**Provided entries:**
════

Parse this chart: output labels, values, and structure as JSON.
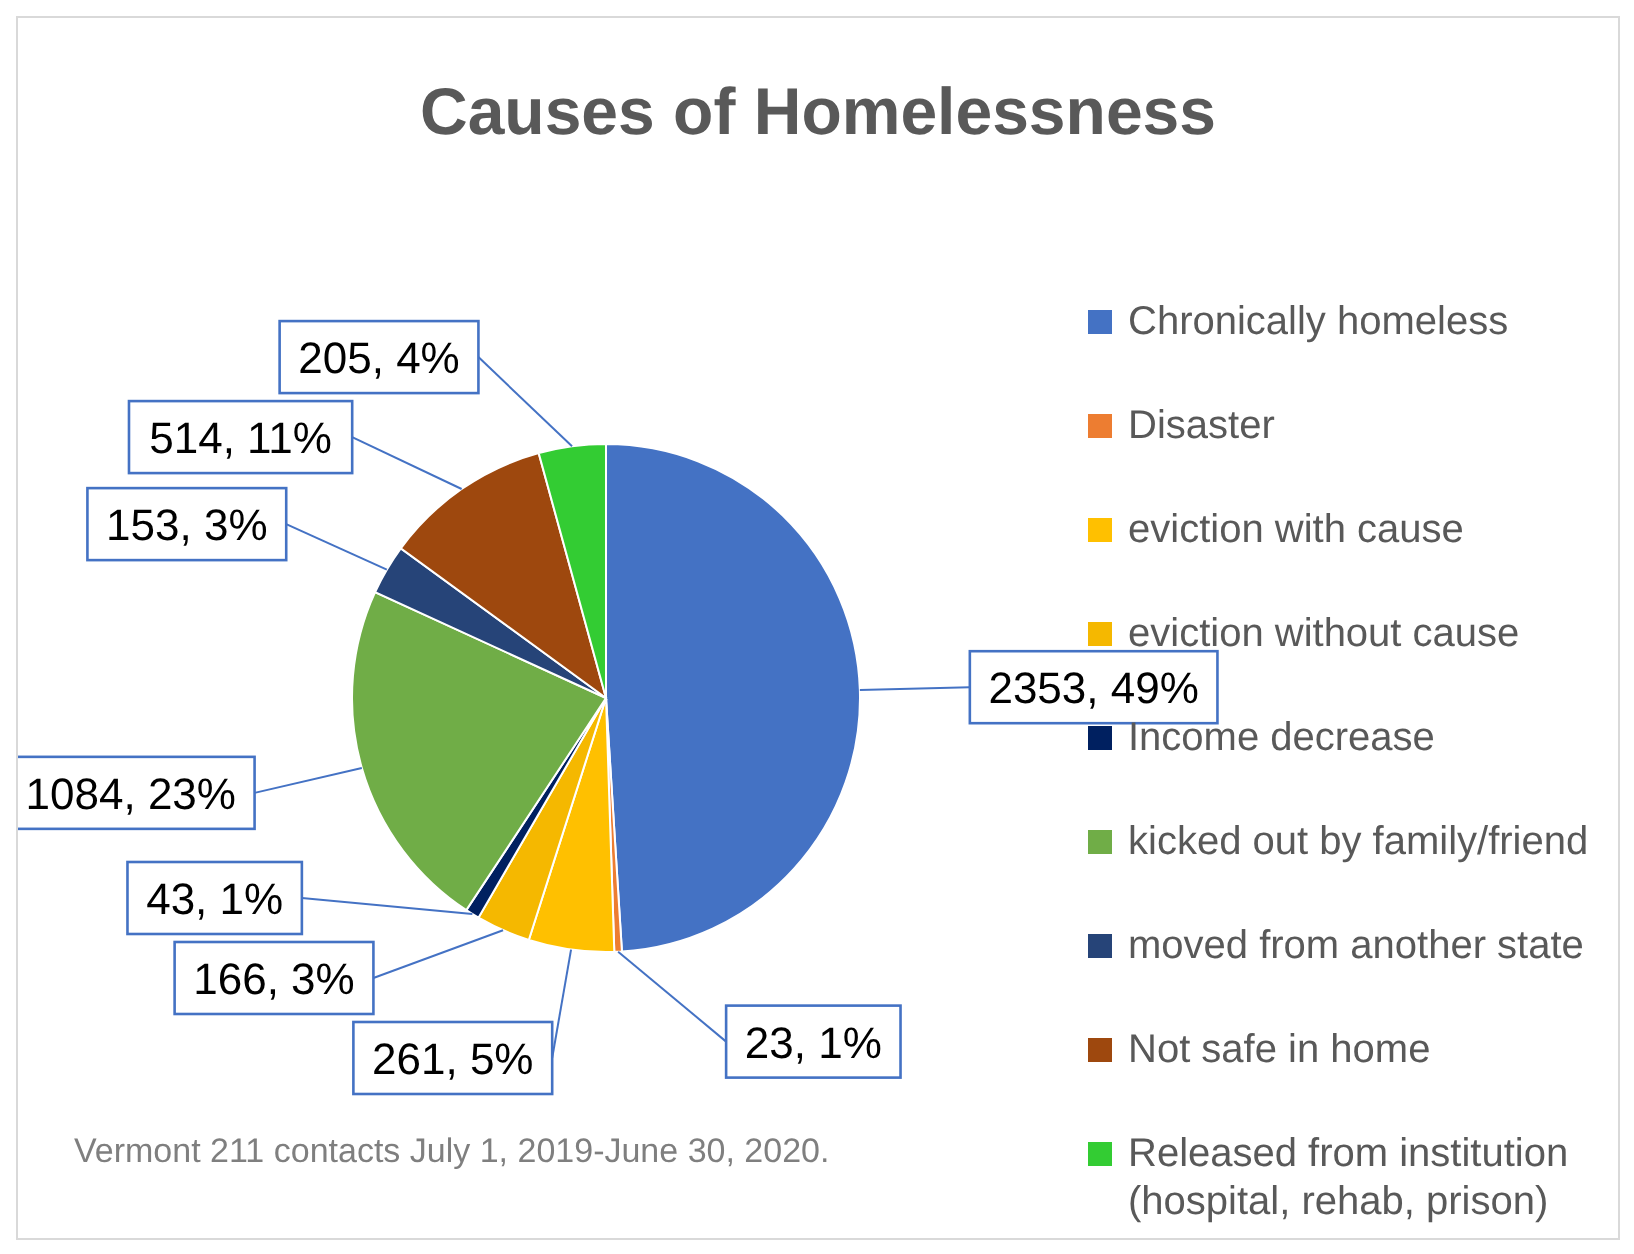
{
  "chart_data": {
    "type": "pie",
    "title": "Causes of Homelessness",
    "categories": [
      "Chronically homeless",
      "Disaster",
      "eviction with cause",
      "eviction without cause",
      "Income decrease",
      "kicked out by family/friend",
      "moved from another state",
      "Not safe in home",
      "Released from institution (hospital, rehab, prison)"
    ],
    "values": [
      2353,
      23,
      261,
      166,
      43,
      1084,
      153,
      514,
      205
    ],
    "colors": [
      "#4472c4",
      "#ed7d31",
      "#ffc000",
      "#f5b800",
      "#002060",
      "#70ad47",
      "#264478",
      "#9e480e",
      "#33cc33"
    ],
    "value_labels": [
      "2353, 49%",
      "23, 1%",
      "261, 5%",
      "166, 3%",
      "43, 1%",
      "1084, 23%",
      "153, 3%",
      "514, 11%",
      "205, 4%"
    ],
    "legend": "right",
    "annotations": [
      "Vermont 211 contacts July 1, 2019-June 30, 2020."
    ]
  }
}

════

**Your objective:** Filter the data, keeping only the lines that contain "from".

**The completed task:**
      "moved from another state",
      "Released from institution (hospital, rehab, prison)"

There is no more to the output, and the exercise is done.